- [Given records]:

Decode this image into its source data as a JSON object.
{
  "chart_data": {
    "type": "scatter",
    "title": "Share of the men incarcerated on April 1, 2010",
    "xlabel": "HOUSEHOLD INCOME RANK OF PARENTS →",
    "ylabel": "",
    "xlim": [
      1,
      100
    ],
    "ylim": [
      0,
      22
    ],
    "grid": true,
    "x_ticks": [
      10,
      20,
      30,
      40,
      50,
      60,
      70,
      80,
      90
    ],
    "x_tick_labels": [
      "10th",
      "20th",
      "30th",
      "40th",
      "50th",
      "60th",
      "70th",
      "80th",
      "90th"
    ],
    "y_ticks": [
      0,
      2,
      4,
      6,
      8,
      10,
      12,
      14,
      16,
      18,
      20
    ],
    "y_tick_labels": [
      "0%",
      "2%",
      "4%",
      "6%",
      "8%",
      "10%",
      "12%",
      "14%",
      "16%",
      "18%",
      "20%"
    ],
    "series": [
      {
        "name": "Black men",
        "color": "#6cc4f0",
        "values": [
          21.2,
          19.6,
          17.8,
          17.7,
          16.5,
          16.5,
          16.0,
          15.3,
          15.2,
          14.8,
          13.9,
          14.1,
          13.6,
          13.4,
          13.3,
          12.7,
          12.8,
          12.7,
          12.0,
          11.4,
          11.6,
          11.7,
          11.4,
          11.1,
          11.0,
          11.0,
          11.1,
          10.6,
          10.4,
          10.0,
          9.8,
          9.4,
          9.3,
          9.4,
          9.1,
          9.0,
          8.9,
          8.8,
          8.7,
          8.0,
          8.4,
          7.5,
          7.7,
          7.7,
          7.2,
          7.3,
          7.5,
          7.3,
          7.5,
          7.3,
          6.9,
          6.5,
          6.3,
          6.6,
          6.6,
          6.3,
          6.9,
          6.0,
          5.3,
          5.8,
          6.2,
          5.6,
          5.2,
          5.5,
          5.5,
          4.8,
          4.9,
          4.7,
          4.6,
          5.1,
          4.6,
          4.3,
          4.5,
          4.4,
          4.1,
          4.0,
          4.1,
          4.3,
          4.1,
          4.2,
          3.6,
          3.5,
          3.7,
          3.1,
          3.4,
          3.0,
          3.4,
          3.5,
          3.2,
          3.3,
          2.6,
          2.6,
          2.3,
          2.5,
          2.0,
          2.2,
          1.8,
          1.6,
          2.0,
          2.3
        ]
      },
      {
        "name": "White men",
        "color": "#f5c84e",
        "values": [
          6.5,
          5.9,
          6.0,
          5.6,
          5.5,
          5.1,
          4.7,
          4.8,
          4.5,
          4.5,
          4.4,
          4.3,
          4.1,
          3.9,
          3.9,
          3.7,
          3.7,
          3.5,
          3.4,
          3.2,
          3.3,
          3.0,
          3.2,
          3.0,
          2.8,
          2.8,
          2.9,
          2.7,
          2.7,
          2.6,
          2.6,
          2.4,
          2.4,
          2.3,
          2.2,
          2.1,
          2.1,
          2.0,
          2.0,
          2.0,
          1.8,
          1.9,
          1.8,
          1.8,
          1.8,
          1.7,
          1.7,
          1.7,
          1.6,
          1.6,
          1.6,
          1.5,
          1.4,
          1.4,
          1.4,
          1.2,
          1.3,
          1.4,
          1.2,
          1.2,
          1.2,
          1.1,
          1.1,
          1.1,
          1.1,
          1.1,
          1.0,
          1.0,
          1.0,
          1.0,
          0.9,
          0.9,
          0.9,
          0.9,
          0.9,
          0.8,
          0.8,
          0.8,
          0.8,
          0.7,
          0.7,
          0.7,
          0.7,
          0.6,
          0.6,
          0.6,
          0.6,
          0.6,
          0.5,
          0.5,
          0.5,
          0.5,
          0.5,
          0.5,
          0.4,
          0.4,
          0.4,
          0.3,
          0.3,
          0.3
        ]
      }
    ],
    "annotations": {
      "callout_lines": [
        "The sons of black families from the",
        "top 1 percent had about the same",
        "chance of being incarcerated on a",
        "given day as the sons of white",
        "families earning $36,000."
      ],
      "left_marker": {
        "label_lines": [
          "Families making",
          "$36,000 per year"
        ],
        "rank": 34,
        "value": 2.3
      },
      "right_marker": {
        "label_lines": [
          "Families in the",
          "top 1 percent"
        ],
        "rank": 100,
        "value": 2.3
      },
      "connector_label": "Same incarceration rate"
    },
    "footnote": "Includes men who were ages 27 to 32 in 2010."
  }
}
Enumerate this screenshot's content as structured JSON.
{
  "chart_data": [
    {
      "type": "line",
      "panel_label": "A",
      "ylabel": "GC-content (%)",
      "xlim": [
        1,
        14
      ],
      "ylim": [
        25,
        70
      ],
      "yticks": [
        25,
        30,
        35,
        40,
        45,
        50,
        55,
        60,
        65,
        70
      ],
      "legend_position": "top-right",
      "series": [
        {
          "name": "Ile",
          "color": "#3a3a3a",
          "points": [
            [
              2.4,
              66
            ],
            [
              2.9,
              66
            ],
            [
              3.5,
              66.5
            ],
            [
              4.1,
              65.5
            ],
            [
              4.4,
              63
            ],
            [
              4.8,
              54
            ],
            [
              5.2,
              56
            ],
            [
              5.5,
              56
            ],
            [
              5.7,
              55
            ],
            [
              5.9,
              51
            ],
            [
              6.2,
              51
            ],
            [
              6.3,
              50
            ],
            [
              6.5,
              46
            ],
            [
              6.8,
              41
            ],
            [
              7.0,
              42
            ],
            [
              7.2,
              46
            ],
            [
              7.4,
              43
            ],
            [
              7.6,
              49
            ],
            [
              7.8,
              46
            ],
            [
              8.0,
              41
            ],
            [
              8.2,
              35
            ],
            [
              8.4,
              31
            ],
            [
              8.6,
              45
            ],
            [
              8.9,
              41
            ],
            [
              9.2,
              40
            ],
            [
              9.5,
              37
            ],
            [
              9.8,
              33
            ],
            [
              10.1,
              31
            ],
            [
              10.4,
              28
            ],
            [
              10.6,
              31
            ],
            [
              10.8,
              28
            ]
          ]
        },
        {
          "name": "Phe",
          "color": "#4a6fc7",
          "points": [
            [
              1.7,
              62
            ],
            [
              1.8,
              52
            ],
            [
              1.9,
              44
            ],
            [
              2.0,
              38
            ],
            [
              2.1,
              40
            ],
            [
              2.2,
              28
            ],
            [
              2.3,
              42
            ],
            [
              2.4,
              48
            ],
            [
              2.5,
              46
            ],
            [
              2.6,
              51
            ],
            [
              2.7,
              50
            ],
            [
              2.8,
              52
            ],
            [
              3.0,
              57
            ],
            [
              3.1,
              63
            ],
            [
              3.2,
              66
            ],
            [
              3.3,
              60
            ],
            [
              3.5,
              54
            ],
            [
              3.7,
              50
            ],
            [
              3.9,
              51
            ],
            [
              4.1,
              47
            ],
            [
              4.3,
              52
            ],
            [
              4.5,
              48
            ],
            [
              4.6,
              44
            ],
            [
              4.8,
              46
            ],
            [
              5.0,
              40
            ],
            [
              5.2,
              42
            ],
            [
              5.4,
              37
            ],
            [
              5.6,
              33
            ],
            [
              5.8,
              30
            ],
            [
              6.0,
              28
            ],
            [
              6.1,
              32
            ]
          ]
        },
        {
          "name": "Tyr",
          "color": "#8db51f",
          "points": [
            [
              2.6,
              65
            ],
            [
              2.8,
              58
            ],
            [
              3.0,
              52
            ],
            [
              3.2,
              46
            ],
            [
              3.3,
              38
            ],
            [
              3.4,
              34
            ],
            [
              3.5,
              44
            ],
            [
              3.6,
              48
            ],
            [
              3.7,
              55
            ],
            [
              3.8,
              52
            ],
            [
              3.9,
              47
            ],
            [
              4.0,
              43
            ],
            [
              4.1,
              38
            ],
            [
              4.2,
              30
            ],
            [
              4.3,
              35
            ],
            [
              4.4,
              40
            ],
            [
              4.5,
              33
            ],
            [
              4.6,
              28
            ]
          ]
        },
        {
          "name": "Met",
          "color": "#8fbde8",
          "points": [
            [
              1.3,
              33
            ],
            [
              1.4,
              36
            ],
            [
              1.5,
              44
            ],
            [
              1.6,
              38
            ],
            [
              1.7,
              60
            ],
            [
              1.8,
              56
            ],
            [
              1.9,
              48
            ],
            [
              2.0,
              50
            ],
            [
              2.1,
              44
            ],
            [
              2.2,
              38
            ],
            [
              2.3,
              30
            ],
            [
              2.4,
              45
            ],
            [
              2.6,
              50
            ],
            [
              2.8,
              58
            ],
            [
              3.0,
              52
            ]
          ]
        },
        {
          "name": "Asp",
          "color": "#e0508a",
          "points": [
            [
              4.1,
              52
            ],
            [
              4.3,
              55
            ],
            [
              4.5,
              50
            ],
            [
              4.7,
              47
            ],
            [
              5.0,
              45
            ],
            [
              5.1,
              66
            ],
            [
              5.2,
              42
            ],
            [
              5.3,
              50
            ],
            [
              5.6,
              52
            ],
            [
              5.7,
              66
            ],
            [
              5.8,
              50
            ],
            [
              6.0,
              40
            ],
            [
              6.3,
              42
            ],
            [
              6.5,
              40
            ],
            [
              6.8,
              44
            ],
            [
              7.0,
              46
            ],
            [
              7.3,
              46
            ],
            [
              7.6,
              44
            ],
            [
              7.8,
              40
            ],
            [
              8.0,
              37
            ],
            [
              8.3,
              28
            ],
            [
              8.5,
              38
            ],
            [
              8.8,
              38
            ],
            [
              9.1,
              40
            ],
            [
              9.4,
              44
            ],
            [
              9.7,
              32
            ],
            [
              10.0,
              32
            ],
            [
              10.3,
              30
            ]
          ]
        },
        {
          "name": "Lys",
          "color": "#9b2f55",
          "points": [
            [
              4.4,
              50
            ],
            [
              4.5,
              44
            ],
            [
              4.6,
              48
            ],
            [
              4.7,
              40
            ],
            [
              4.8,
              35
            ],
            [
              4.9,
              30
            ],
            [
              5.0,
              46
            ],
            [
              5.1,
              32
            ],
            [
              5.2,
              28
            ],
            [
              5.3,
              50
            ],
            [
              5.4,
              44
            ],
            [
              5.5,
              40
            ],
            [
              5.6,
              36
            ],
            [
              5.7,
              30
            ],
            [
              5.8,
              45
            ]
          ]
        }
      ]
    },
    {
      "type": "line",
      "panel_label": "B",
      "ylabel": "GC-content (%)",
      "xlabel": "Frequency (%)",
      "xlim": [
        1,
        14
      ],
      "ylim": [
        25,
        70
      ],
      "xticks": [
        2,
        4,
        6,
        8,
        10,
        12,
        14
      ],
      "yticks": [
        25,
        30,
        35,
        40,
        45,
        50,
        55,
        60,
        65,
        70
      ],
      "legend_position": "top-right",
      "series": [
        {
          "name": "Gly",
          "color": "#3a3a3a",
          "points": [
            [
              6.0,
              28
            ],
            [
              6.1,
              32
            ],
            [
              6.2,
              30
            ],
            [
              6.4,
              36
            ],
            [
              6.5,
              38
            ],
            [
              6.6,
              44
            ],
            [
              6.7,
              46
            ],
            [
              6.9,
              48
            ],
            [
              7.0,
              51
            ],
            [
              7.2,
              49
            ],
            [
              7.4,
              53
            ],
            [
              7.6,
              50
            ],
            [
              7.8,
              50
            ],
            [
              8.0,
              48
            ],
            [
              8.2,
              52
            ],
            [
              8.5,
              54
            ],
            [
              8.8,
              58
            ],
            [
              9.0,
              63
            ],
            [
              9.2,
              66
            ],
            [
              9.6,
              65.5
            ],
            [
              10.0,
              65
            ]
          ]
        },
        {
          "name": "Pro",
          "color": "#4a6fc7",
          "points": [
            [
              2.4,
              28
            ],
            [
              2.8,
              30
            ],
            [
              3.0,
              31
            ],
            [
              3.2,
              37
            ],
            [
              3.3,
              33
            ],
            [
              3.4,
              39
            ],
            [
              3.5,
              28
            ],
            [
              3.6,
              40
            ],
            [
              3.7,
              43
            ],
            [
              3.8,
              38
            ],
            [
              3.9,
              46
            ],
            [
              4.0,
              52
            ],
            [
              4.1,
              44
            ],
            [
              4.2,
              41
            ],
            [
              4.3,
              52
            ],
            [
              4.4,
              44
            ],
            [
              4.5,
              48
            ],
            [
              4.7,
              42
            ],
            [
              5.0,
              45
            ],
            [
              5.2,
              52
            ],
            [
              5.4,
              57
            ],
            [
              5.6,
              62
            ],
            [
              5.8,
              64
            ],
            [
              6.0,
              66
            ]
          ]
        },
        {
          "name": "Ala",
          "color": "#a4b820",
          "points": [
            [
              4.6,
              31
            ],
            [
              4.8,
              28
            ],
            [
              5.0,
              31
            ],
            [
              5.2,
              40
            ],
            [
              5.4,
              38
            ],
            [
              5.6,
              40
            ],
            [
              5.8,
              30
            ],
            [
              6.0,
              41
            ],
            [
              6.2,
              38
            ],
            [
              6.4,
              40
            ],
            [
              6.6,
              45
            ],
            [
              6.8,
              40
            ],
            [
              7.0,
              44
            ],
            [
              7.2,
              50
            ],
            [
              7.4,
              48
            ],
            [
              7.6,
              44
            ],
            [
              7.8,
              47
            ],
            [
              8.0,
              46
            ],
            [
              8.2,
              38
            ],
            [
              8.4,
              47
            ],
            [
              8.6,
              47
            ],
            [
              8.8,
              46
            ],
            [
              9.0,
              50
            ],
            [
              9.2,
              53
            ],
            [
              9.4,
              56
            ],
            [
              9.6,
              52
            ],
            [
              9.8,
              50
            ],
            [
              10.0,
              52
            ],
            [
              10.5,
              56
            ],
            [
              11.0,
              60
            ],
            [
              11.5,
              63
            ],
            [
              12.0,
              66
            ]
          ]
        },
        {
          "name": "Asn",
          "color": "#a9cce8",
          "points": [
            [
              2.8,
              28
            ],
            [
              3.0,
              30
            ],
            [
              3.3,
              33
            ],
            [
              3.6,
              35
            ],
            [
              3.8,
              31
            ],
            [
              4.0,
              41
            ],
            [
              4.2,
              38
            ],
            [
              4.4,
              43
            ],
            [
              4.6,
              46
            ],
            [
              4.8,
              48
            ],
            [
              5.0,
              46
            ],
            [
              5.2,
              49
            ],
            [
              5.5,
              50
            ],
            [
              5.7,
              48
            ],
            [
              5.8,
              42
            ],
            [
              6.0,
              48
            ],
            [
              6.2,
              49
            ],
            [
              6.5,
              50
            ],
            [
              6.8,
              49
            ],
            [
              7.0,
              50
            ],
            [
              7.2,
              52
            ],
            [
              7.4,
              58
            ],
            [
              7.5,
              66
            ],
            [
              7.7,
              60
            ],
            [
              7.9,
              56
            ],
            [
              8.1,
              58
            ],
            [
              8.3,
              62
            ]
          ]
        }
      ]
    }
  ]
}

- [Written request]:
From the listing above, copy out each line where the word "incarcerated" appears.

- [Response]:
    "title": "Share of the men incarcerated on April 1, 2010",
        "chance of being incarcerated on a",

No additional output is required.